» **Work task**
Carry on the passage about staining agents for microscope sections, picking up right after its last sentence.

··· Quoted passage

13. Staining Agents.—Before proceeding to mount the sections which have just been cut, it will be very advisable that they should be submitted to the action of some staining fluid, in order to render more clear and distinct their minute structure. Organic substances possess the property of being able to absorb various colouring matters from their solution, and to incorporate such colour into their own texture. This power of attraction is not, however, possessed by all substances indiscriminately, or to an equal extent. Some possess it in a high degree, while others appear to be nearly, if not entirely, devoid of such power. Hence it follows, that if we immerse an organic tissue (one of our sections, for instance) of complex structure, in a suitable staining fluid, the tissue will not become stained in an even and uniform manner throughout, but the several portions of it will receive varying depths of colour in accordance with the varying attractive power of its several constituents. By this means we are enabled in stained sections to discriminate by their difference of shade, minute and delicate structures, which in the unstained condition it would be difficult and often impossible to differentiate. For the purpose of section-staining there are many agents in use, the most generally suitable being carmine, logwood (§ 19), and aniline blue (§ 27); whilst for special purposes chloride of gold (§ 28), pyrogallate of iron (§ 28), and several others are all of much value.

······
··· Raw data

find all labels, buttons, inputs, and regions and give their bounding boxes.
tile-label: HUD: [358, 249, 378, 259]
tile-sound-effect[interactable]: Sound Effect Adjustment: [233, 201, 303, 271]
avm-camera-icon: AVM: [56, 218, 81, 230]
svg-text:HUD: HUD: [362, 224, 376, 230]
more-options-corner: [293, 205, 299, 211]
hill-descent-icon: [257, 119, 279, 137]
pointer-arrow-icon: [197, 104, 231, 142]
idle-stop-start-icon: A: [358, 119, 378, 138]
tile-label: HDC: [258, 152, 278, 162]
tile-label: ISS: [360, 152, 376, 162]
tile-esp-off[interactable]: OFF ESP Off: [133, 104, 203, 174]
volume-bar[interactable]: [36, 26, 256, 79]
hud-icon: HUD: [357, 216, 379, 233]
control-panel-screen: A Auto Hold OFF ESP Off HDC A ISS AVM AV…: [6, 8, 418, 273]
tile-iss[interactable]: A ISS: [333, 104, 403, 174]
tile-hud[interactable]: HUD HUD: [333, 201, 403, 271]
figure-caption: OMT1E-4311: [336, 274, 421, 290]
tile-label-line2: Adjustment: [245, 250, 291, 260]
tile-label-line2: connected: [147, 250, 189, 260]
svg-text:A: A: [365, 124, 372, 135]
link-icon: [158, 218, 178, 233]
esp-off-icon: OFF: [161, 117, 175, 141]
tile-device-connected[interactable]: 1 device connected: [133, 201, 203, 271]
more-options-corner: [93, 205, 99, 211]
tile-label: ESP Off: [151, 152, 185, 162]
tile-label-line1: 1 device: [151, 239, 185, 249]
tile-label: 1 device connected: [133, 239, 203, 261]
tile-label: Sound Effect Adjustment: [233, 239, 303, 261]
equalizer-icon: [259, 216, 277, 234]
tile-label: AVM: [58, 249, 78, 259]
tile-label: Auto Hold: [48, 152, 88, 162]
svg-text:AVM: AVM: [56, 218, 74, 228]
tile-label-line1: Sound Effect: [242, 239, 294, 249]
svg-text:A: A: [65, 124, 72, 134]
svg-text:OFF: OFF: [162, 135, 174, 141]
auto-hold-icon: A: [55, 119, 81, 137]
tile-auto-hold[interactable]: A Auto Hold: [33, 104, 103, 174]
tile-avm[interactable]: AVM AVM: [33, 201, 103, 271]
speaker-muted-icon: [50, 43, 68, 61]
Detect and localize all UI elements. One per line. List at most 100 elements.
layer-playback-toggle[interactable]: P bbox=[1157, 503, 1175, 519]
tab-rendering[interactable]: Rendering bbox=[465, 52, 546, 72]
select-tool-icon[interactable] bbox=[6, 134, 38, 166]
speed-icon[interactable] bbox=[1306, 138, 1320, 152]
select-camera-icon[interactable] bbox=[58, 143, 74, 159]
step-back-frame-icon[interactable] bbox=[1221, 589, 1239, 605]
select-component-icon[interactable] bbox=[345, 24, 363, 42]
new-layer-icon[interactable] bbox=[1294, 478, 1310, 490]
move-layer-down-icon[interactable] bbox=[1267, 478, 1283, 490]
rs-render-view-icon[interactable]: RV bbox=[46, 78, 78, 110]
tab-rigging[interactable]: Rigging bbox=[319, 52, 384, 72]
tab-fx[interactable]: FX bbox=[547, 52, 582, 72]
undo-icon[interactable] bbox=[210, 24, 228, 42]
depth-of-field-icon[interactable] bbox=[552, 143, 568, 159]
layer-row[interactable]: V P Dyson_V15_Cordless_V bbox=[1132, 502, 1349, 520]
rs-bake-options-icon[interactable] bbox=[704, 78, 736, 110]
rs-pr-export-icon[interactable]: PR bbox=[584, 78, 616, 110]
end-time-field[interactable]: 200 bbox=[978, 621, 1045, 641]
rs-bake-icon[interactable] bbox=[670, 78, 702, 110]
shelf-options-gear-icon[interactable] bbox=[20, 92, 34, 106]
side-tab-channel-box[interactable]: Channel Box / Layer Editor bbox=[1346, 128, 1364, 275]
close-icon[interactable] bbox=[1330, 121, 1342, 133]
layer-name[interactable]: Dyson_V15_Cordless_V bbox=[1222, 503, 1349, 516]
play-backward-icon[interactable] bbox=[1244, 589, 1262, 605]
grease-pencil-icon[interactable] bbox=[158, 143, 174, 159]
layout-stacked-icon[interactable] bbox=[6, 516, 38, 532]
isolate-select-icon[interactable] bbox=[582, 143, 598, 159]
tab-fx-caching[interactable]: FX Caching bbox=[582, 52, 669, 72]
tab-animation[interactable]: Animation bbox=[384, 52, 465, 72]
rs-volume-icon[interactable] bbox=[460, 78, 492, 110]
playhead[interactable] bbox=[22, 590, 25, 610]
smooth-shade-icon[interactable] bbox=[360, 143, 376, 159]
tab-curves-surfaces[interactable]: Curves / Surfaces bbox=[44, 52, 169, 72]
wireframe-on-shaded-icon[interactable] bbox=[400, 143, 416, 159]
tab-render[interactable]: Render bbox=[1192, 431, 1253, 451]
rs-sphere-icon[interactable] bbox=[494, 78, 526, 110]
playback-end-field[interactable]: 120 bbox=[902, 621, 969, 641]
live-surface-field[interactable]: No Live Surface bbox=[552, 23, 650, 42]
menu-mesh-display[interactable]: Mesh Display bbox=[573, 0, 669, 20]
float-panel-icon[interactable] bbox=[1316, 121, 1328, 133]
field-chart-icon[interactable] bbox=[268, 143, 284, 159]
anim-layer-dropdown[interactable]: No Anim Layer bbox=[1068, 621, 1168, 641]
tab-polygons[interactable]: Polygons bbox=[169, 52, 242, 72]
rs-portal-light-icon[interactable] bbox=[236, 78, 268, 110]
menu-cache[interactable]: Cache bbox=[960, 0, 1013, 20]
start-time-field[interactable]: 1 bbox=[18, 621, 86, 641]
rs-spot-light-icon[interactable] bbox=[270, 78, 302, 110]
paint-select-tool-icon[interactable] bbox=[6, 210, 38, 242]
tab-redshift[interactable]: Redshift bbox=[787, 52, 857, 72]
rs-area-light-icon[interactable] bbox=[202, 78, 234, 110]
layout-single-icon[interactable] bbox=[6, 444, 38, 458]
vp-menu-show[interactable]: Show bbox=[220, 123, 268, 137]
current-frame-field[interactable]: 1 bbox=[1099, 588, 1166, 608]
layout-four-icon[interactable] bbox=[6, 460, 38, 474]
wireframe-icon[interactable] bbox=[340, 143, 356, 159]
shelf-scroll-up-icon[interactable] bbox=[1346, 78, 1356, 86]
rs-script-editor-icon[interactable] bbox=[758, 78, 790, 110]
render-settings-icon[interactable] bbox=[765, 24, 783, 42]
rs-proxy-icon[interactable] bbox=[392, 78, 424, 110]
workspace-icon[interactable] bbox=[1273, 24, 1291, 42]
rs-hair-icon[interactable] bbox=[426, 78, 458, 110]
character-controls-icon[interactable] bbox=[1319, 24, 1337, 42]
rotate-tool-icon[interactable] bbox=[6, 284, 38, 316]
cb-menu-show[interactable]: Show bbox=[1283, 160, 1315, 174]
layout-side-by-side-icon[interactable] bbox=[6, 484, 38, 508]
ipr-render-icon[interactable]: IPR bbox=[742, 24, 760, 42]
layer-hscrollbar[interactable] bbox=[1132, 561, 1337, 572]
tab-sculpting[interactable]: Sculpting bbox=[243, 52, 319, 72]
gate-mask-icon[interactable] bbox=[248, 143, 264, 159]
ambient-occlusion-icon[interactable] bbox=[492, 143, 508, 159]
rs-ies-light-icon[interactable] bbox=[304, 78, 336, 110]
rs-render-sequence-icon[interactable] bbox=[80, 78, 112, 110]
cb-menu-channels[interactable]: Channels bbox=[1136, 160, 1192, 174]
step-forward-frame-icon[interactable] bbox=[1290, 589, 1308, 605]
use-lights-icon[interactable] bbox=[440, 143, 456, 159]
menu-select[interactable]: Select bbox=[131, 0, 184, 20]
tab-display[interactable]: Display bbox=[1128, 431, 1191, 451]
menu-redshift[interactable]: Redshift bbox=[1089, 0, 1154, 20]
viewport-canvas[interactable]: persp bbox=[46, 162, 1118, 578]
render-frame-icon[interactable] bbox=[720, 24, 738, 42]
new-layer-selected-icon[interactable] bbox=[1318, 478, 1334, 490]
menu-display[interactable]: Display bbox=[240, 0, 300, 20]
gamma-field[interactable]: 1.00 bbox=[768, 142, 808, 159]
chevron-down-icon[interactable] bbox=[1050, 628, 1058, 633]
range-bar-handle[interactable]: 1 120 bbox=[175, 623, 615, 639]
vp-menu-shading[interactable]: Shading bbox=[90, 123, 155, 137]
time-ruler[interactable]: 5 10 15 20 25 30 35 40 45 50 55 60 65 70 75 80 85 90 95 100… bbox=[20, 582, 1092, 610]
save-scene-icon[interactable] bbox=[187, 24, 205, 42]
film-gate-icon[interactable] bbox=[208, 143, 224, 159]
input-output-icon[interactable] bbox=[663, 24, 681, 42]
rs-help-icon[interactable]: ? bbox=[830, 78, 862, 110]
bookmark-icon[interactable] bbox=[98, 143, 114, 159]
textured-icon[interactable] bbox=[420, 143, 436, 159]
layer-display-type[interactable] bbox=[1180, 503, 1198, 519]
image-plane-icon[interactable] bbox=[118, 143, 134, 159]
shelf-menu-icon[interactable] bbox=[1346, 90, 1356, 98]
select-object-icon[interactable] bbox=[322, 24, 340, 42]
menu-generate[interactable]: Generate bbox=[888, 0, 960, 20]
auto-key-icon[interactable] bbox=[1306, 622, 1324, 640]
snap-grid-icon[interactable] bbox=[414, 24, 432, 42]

······

» **Exercise result**
14. Carmine Staining.—In the case of animal sections, carmine is, as a rule, to be selected, giving as it does most satisfactory and beautiful results. Tissues may be stained with carmine by two different plans: in the first, a strong solution is used, and the tissue subjected to its action for a very short period only, whilst in the latter only very weak solutions are employed, the time of immersion being considerably prolonged. The rapid method, however, is not to be recommended, for the strong carmine acts so powerfully upon the tissue as to give the various elements comprising it no time, as it were, to exercise their power of quantitive selection, but involves the whole in one uniform degree of shadeless colour. By adopting the gradual method much better results are obtained, each portion of the tissue being now at liberty to acquire its own particular shade. Amongst the various formulæ for the preparation of carmine fluid, none can be so safely followed as that devised by Dr. Lionel Beale. It runs thus:—Place ten grains of the finest carmine in a test tube, add thirty minims of strong liquor ammonia, boil, add two ounces of distilled water, and filter; then add two ounces of glycerine, and half an ounce of rectified spirit—this solution ought to be kept in a well stoppered bottle. The best vessels in which to stain sections are small jars of white porcelain, capable of holding about two fluid ounces, and furnished with lids—they are much preferable to beakers or watch glasses, for owing to the white background which they afford it is very easy to watch how the staining is proceeding. The carmine solution which we have just described is both too strong and of too great density to be used in its pure state. It will, therefore, require to be diluted with distilled water before use—the most useful degree of dilution being attained by adding one part of stain to seven of water. Sections may be placed in this solution for twenty-four hours, in which time they will usually be found to have acquired a sufficient depth of colour. If, however, the tissue be unusually difficult to stain, the time of immersion may be doubled, or still further prolonged, without detriment to the section.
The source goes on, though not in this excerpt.